** What the task asks **
Starting at the line that contains "Extract the structured", copy each line through the final one exactly as written.

** Data section **
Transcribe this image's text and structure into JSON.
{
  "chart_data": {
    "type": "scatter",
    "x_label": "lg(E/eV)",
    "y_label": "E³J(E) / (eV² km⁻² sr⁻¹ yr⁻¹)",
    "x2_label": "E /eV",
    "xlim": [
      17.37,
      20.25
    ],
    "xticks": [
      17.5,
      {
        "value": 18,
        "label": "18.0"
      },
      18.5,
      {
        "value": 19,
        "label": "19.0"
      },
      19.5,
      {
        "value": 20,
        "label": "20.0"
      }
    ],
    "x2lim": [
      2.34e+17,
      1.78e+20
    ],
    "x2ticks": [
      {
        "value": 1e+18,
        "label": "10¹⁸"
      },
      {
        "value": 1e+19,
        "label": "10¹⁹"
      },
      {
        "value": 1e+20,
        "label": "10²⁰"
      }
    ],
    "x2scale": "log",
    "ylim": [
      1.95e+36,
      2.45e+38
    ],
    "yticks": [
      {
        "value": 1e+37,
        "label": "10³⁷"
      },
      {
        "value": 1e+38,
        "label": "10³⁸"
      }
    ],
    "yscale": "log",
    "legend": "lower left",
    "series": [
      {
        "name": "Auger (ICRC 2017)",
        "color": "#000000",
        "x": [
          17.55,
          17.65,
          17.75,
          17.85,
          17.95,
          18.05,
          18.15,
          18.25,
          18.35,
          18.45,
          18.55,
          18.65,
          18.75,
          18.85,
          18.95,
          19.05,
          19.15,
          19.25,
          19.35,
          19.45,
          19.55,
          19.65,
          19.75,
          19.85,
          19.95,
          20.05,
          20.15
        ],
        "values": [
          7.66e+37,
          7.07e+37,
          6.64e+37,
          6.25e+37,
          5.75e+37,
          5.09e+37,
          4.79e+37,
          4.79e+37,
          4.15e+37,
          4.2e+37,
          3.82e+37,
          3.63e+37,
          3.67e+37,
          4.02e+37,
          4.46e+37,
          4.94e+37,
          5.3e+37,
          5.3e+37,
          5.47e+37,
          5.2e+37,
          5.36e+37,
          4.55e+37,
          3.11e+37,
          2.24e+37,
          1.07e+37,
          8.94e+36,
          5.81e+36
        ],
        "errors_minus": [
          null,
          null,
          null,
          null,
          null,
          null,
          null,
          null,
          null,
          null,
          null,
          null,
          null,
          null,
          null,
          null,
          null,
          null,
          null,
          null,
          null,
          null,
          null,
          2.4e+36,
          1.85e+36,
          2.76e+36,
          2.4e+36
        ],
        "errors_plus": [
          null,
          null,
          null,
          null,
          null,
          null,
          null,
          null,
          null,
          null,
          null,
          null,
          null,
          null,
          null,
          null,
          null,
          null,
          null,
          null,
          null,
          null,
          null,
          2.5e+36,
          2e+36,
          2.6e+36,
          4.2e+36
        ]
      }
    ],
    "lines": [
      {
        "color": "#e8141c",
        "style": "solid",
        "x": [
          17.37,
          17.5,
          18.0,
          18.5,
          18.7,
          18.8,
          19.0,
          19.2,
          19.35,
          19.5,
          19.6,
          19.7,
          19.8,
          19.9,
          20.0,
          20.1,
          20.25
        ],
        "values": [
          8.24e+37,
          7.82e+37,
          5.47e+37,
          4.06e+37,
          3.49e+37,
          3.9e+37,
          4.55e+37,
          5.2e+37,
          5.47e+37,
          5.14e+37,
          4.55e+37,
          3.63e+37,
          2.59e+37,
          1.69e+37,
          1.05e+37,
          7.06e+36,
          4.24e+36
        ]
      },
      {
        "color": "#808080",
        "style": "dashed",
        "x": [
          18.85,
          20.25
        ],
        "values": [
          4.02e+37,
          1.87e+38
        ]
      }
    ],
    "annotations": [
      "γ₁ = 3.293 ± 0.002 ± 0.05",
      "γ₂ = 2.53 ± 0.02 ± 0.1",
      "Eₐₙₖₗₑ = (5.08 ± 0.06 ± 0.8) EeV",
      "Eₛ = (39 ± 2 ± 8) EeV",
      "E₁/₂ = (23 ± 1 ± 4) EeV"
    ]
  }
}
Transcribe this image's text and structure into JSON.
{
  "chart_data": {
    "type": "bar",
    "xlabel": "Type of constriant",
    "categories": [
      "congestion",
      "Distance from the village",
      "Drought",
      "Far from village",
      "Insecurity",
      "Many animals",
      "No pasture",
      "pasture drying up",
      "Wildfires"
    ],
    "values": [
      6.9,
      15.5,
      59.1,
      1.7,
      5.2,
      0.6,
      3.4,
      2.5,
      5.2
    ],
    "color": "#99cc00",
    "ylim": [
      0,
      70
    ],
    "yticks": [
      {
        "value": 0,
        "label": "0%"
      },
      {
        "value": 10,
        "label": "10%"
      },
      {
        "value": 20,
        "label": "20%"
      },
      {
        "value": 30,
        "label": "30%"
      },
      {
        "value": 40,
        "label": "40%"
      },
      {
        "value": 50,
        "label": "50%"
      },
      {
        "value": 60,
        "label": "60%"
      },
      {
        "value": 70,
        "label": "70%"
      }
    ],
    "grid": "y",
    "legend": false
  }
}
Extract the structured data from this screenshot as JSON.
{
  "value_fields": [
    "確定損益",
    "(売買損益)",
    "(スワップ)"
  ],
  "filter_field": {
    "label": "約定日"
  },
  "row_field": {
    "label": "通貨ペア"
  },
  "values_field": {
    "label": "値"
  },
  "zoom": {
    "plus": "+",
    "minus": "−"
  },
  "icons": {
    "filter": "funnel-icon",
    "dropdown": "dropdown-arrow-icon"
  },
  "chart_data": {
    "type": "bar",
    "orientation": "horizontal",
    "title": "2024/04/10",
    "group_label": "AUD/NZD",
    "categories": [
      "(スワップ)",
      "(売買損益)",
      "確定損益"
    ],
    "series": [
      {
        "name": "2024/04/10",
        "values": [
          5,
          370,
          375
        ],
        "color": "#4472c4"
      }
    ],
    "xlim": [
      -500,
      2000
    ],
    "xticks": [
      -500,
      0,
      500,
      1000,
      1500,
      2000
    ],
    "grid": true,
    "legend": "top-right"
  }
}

** Output of the exercise **
Extract the structured data from this screenshot as JSON.
{
  "value_fields": [
    "確定損益",
    "(売買損益)",
    "(スワップ)"
  ],
  "filter_field": {
    "label": "約定日"
  },
  "row_field": {
    "label": "通貨ペア"
  },
  "values_field": {
    "label": "値"
  },
  "zoom": {
    "plus": "+",
    "minus": "−"
  },
  "icons": {
    "filter": "funnel-icon",
    "dropdown": "dropdown-arrow-icon"
  },
  "chart_data": {
    "type": "bar",
    "orientation": "horizontal",
    "title": "2024/04/10",
    "group_label": "AUD/NZD",
    "categories": [
      "(スワップ)",
      "(売買損益)",
      "確定損益"
    ],
    "series": [
      {
        "name": "2024/04/10",
        "values": [
          5,
          370,
          375
        ],
        "color": "#4472c4"
      }
    ],
    "xlim": [
      -500,
      2000
    ],
    "xticks": [
      -500,
      0,
      500,
      1000,
      1500,
      2000
    ],
    "grid": true,
    "legend": "top-right"
  }
}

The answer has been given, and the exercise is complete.